CHALLENGE.
Wherever "GmbH" appears in a line, list that line.

Entries from a dataset
■ ■ ■

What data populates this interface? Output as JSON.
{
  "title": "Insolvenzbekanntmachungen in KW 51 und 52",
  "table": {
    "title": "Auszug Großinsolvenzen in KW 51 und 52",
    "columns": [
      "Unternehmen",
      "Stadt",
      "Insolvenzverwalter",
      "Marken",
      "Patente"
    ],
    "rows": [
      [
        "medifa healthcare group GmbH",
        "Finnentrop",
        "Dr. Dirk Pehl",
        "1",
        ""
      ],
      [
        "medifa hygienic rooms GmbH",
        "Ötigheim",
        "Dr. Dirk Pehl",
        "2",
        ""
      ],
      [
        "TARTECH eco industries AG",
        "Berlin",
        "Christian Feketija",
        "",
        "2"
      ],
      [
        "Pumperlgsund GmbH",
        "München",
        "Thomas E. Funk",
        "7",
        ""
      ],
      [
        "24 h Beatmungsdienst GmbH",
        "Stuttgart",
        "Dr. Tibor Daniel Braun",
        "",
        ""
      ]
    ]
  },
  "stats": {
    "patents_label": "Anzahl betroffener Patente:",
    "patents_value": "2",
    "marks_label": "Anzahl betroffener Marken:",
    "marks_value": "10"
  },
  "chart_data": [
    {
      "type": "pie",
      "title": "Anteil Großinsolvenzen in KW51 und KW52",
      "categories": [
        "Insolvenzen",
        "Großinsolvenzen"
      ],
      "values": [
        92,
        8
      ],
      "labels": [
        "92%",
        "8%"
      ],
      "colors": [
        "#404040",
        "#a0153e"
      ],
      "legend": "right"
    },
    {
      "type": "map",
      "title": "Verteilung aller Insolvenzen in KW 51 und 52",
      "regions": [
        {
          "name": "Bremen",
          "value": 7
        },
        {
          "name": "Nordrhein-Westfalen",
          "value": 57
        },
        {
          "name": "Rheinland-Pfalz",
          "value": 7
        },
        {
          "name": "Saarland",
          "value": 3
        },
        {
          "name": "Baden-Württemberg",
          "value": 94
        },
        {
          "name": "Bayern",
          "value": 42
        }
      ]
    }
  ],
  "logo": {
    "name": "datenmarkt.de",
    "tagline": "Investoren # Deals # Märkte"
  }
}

■ ■ ■

THE OUTPUT.
        "medifa healthcare group GmbH",
        "medifa hygienic rooms GmbH",
        "Pumperlgsund GmbH",
        "24 h Beatmungsdienst GmbH",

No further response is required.